Stored data
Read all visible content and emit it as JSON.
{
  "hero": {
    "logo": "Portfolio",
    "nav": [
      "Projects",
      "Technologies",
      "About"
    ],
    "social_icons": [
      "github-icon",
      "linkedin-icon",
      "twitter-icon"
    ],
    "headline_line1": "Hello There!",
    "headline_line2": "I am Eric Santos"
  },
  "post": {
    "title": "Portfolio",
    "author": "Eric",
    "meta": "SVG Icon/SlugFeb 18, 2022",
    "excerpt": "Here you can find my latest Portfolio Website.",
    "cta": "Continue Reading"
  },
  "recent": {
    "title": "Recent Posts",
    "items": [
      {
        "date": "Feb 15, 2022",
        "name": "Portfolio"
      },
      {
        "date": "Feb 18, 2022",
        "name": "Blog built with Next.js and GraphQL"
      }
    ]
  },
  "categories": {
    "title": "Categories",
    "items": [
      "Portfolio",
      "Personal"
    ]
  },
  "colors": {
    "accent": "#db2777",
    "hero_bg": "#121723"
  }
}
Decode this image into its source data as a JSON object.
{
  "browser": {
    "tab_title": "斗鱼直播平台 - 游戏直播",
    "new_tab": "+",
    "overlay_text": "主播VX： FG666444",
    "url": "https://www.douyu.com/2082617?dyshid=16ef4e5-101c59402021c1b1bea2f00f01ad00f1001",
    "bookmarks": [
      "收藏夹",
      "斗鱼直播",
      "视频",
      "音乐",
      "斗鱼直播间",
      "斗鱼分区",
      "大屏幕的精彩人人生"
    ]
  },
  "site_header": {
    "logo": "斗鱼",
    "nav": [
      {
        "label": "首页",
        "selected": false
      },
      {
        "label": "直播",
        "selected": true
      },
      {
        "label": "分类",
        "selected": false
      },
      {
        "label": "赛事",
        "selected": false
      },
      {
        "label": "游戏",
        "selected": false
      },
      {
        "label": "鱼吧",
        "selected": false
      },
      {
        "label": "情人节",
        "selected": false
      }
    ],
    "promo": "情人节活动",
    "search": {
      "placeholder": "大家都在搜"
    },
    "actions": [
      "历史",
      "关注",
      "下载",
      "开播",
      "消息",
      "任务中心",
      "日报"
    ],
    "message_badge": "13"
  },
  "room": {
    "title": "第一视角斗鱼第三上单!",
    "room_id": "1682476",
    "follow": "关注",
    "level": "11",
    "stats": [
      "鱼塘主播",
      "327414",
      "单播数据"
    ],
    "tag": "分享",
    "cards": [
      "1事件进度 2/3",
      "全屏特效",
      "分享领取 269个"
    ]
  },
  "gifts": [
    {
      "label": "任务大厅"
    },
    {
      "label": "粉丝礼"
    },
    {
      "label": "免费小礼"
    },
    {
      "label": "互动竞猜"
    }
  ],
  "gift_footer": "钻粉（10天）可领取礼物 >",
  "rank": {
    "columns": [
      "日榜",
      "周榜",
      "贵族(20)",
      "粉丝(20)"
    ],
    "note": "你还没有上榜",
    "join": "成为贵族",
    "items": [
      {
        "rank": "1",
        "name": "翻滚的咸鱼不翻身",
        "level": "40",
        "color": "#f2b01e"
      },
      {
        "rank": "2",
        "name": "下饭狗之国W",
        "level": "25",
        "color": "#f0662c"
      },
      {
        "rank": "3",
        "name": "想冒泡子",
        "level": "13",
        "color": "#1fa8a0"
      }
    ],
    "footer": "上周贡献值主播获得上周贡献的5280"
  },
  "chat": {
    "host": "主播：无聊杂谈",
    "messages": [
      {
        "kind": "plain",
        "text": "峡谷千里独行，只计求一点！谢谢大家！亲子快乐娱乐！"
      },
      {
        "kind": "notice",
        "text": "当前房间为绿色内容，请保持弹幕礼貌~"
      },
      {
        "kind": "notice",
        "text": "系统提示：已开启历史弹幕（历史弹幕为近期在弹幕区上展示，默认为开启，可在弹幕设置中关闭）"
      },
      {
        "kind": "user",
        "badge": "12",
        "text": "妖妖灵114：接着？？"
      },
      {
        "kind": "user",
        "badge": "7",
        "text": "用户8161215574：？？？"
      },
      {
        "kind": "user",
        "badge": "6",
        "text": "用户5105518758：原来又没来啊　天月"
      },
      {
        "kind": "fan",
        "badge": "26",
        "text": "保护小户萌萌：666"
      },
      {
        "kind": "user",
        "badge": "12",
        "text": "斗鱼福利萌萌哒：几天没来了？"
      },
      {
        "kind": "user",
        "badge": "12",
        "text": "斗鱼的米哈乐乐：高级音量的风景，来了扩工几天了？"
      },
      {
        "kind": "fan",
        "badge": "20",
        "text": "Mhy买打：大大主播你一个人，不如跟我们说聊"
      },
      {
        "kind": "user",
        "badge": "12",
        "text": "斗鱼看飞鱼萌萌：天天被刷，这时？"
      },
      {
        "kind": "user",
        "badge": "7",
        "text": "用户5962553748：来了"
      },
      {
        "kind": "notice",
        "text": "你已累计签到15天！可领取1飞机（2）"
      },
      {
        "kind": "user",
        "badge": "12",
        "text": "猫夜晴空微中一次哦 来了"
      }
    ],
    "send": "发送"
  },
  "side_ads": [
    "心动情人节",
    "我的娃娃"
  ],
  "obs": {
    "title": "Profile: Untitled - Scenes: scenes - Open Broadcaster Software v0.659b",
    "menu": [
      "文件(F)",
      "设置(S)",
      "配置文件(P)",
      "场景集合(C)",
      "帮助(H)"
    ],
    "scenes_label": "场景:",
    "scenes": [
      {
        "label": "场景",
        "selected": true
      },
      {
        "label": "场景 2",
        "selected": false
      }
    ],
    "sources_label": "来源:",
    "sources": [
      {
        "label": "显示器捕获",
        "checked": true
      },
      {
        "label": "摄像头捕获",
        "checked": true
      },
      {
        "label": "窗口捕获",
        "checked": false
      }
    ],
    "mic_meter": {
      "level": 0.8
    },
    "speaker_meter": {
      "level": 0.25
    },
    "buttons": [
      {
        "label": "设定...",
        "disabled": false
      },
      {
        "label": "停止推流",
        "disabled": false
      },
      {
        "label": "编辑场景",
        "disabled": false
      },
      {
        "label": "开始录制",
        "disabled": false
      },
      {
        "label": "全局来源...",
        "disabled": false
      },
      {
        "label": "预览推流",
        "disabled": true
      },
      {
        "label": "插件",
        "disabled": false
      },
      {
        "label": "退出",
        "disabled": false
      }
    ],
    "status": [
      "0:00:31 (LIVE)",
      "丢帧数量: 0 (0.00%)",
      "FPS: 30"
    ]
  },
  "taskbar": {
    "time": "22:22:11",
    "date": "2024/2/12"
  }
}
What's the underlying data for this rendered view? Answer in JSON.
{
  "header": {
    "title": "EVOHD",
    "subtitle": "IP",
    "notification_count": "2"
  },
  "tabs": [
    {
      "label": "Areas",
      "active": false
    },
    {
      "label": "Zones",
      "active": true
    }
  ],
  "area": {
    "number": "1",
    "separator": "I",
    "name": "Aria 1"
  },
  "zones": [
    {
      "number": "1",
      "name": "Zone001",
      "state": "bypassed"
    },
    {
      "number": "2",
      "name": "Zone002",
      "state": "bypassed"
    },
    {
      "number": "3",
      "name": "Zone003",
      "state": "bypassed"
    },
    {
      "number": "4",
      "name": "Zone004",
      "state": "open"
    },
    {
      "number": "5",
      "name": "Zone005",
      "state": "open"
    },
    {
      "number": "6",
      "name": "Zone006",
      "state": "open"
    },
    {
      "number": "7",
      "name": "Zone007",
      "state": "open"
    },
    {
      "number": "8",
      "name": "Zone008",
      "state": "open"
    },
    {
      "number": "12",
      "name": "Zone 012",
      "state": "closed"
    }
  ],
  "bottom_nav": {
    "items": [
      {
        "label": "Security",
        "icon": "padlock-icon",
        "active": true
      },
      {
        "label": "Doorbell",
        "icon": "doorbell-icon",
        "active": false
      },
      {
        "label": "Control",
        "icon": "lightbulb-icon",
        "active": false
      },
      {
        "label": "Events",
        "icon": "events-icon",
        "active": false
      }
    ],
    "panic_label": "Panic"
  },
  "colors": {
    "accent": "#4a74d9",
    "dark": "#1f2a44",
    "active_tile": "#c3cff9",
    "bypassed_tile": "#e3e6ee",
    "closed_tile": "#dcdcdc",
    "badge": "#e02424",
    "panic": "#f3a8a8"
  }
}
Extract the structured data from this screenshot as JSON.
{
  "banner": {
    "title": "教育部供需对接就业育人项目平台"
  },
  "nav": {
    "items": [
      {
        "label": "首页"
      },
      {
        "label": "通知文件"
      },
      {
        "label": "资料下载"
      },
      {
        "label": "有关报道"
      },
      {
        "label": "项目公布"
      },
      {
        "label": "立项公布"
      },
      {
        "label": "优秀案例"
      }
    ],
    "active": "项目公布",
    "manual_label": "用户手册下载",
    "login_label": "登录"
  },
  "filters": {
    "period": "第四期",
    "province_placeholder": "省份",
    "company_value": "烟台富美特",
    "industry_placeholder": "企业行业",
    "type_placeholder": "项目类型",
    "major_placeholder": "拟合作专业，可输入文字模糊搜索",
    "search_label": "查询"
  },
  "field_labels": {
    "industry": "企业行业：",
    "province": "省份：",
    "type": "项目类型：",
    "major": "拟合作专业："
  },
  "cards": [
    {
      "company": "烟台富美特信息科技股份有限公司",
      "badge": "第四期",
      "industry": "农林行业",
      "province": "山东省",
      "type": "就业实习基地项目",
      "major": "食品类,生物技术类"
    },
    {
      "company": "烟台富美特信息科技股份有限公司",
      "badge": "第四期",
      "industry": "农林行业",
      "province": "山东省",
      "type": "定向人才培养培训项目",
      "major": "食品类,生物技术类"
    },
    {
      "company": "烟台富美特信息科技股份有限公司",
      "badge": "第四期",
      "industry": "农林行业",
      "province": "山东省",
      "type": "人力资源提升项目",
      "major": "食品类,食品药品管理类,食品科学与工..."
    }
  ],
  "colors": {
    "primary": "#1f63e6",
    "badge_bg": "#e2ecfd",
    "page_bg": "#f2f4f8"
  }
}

• [EXERCISE BRIEF] In the lines above, locate the string "Eric". Copy every line where it occurs.

• [SOLUTION FOR THIS TASK]
    "headline_line2": "I am Eric Santos"
    "author": "Eric",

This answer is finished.